▶ Problem to solve
Please output the lines shown below exactly as they appear.

[Collection entries]
** Start **
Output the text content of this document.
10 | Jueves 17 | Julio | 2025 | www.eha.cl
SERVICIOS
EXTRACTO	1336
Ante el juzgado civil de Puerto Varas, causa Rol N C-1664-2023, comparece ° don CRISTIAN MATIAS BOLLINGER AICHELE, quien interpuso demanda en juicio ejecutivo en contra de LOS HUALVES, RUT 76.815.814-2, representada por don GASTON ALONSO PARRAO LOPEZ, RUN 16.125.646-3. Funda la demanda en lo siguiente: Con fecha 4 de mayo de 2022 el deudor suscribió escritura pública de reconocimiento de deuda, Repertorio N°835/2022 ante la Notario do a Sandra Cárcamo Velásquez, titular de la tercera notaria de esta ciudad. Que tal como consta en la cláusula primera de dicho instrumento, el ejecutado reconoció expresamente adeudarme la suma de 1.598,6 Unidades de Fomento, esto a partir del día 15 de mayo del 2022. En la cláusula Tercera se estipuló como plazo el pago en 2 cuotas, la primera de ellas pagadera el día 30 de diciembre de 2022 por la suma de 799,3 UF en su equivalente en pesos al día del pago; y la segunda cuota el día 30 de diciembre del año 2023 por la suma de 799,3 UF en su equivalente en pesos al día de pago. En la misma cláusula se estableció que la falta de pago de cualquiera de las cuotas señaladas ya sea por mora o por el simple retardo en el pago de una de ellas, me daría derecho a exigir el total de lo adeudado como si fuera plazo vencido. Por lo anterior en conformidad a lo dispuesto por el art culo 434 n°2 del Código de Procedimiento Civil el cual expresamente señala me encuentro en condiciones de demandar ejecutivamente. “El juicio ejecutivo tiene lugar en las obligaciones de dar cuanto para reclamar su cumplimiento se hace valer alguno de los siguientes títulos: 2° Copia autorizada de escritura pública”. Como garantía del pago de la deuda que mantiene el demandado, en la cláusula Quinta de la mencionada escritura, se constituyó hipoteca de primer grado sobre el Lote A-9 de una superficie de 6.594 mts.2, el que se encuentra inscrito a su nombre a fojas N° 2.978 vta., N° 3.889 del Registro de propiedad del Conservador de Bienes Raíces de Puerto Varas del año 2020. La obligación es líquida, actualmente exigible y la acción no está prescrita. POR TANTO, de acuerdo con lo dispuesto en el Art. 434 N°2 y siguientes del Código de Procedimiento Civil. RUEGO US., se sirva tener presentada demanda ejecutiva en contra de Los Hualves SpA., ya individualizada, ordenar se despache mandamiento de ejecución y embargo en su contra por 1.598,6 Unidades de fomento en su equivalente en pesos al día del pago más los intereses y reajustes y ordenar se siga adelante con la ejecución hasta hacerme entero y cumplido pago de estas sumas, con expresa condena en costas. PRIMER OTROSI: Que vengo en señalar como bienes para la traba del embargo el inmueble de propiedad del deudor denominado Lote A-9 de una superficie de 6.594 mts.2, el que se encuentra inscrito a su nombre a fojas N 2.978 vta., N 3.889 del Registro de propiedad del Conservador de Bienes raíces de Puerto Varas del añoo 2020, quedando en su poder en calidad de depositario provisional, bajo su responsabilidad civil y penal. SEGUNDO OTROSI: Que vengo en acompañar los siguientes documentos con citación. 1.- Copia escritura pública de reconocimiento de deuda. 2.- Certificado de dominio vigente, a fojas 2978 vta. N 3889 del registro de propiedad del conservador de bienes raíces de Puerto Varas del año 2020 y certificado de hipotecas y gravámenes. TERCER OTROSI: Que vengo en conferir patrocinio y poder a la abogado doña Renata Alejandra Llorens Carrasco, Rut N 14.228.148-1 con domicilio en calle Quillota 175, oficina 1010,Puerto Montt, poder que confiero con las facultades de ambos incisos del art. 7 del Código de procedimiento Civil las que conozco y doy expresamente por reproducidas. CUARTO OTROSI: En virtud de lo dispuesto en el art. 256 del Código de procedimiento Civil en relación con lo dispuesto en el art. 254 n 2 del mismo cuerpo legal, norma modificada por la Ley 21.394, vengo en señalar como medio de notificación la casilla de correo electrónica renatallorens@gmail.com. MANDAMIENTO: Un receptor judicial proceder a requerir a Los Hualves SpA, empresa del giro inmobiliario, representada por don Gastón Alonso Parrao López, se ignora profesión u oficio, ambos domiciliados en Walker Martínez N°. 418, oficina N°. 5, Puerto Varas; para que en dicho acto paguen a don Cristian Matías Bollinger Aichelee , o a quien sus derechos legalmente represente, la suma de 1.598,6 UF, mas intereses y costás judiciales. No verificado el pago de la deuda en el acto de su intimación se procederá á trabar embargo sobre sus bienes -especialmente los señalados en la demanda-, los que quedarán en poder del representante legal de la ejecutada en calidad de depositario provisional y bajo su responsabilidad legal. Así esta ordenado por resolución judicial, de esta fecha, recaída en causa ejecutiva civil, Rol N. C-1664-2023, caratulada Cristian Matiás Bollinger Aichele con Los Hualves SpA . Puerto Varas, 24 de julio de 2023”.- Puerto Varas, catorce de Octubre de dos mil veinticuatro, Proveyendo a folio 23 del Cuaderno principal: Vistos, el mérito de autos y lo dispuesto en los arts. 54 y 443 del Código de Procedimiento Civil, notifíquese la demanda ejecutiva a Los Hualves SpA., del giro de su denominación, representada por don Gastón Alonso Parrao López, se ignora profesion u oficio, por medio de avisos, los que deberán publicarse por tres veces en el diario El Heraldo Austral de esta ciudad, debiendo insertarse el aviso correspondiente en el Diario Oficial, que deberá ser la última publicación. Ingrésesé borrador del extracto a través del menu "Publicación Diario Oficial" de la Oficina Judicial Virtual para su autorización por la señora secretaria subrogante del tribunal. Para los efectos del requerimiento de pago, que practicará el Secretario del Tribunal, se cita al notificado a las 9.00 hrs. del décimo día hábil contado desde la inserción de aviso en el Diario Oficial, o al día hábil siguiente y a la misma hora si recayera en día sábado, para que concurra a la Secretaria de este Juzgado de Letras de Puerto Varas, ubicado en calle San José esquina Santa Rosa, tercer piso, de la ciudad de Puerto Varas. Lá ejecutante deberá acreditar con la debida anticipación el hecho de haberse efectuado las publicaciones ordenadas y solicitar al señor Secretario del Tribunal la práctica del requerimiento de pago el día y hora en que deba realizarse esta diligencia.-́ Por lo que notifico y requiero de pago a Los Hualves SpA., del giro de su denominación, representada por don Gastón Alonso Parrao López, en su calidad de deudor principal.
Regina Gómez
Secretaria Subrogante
** End **
▶ Full answer
Output the text content of this document.
10 | Jueves 17 | Julio | 2025 | www.eha.cl
SERVICIOS
EXTRACTO	1336
Ante el juzgado civil de Puerto Varas, causa Rol N C-1664-2023, comparece ° don CRISTIAN MATIAS BOLLINGER AICHELE, quien interpuso demanda en juicio ejecutivo en contra de LOS HUALVES, RUT 76.815.814-2, representada por don GASTON ALONSO PARRAO LOPEZ, RUN 16.125.646-3. Funda la demanda en lo siguiente: Con fecha 4 de mayo de 2022 el deudor suscribió escritura pública de reconocimiento de deuda, Repertorio N°835/2022 ante la Notario do a Sandra Cárcamo Velásquez, titular de la tercera notaria de esta ciudad. Que tal como consta en la cláusula primera de dicho instrumento, el ejecutado reconoció expresamente adeudarme la suma de 1.598,6 Unidades de Fomento, esto a partir del día 15 de mayo del 2022. En la cláusula Tercera se estipuló como plazo el pago en 2 cuotas, la primera de ellas pagadera el día 30 de diciembre de 2022 por la suma de 799,3 UF en su equivalente en pesos al día del pago; y la segunda cuota el día 30 de diciembre del año 2023 por la suma de 799,3 UF en su equivalente en pesos al día de pago. En la misma cláusula se estableció que la falta de pago de cualquiera de las cuotas señaladas ya sea por mora o por el simple retardo en el pago de una de ellas, me daría derecho a exigir el total de lo adeudado como si fuera plazo vencido. Por lo anterior en conformidad a lo dispuesto por el art culo 434 n°2 del Código de Procedimiento Civil el cual expresamente señala me encuentro en condiciones de demandar ejecutivamente. “El juicio ejecutivo tiene lugar en las obligaciones de dar cuanto para reclamar su cumplimiento se hace valer alguno de los siguientes títulos: 2° Copia autorizada de escritura pública”. Como garantía del pago de la deuda que mantiene el demandado, en la cláusula Quinta de la mencionada escritura, se constituyó hipoteca de primer grado sobre el Lote A-9 de una superficie de 6.594 mts.2, el que se encuentra inscrito a su nombre a fojas N° 2.978 vta., N° 3.889 del Registro de propiedad del Conservador de Bienes Raíces de Puerto Varas del año 2020. La obligación es líquida, actualmente exigible y la acción no está prescrita. POR TANTO, de acuerdo con lo dispuesto en el Art. 434 N°2 y siguientes del Código de Procedimiento Civil. RUEGO US., se sirva tener presentada demanda ejecutiva en contra de Los Hualves SpA., ya individualizada, ordenar se despache mandamiento de ejecución y embargo en su contra por 1.598,6 Unidades de fomento en su equivalente en pesos al día del pago más los intereses y reajustes y ordenar se siga adelante con la ejecución hasta hacerme entero y cumplido pago de estas sumas, con expresa condena en costas. PRIMER OTROSI: Que vengo en señalar como bienes para la traba del embargo el inmueble de propiedad del deudor denominado Lote A-9 de una superficie de 6.594 mts.2, el que se encuentra inscrito a su nombre a fojas N 2.978 vta., N 3.889 del Registro de propiedad del Conservador de Bienes raíces de Puerto Varas del añoo 2020, quedando en su poder en calidad de depositario provisional, bajo su responsabilidad civil y penal. SEGUNDO OTROSI: Que vengo en acompañar los siguientes documentos con citación. 1.- Copia escritura pública de reconocimiento de deuda. 2.- Certificado de dominio vigente, a fojas 2978 vta. N 3889 del registro de propiedad del conservador de bienes raíces de Puerto Varas del año 2020 y certificado de hipotecas y gravámenes. TERCER OTROSI: Que vengo en conferir patrocinio y poder a la abogado doña Renata Alejandra Llorens Carrasco, Rut N 14.228.148-1 con domicilio en calle Quillota 175, oficina 1010,Puerto Montt, poder que confiero con las facultades de ambos incisos del art. 7 del Código de procedimiento Civil las que conozco y doy expresamente por reproducidas. CUARTO OTROSI: En virtud de lo dispuesto en el art. 256 del Código de procedimiento Civil en relación con lo dispuesto en el art. 254 n 2 del mismo cuerpo legal, norma modificada por la Ley 21.394, vengo en señalar como medio de notificación la casilla de correo electrónica renatallorens@gmail.com. MANDAMIENTO: Un receptor judicial proceder a requerir a Los Hualves SpA, empresa del giro inmobiliario, representada por don Gastón Alonso Parrao López, se ignora profesión u oficio, ambos domiciliados en Walker Martínez N°. 418, oficina N°. 5, Puerto Varas; para que en dicho acto paguen a don Cristian Matías Bollinger Aichelee , o a quien sus derechos legalmente represente, la suma de 1.598,6 UF, mas intereses y costás judiciales. No verificado el pago de la deuda en el acto de su intimación se procederá á trabar embargo sobre sus bienes -especialmente los señalados en la demanda-, los que quedarán en poder del representante legal de la ejecutada en calidad de depositario provisional y bajo su responsabilidad legal. Así esta ordenado por resolución judicial, de esta fecha, recaída en causa ejecutiva civil, Rol N. C-1664-2023, caratulada Cristian Matiás Bollinger Aichele con Los Hualves SpA . Puerto Varas, 24 de julio de 2023”.- Puerto Varas, catorce de Octubre de dos mil veinticuatro, Proveyendo a folio 23 del Cuaderno principal: Vistos, el mérito de autos y lo dispuesto en los arts. 54 y 443 del Código de Procedimiento Civil, notifíquese la demanda ejecutiva a Los Hualves SpA., del giro de su denominación, representada por don Gastón Alonso Parrao López, se ignora profesion u oficio, por medio de avisos, los que deberán publicarse por tres veces en el diario El Heraldo Austral de esta ciudad, debiendo insertarse el aviso correspondiente en el Diario Oficial, que deberá ser la última publicación. Ingrésesé borrador del extracto a través del menu "Publicación Diario Oficial" de la Oficina Judicial Virtual para su autorización por la señora secretaria subrogante del tribunal. Para los efectos del requerimiento de pago, que practicará el Secretario del Tribunal, se cita al notificado a las 9.00 hrs. del décimo día hábil contado desde la inserción de aviso en el Diario Oficial, o al día hábil siguiente y a la misma hora si recayera en día sábado, para que concurra a la Secretaria de este Juzgado de Letras de Puerto Varas, ubicado en calle San José esquina Santa Rosa, tercer piso, de la ciudad de Puerto Varas. Lá ejecutante deberá acreditar con la debida anticipación el hecho de haberse efectuado las publicaciones ordenadas y solicitar al señor Secretario del Tribunal la práctica del requerimiento de pago el día y hora en que deba realizarse esta diligencia.-́ Por lo que notifico y requiero de pago a Los Hualves SpA., del giro de su denominación, representada por don Gastón Alonso Parrao López, en su calidad de deudor principal.
Regina Gómez
Secretaria Subrogante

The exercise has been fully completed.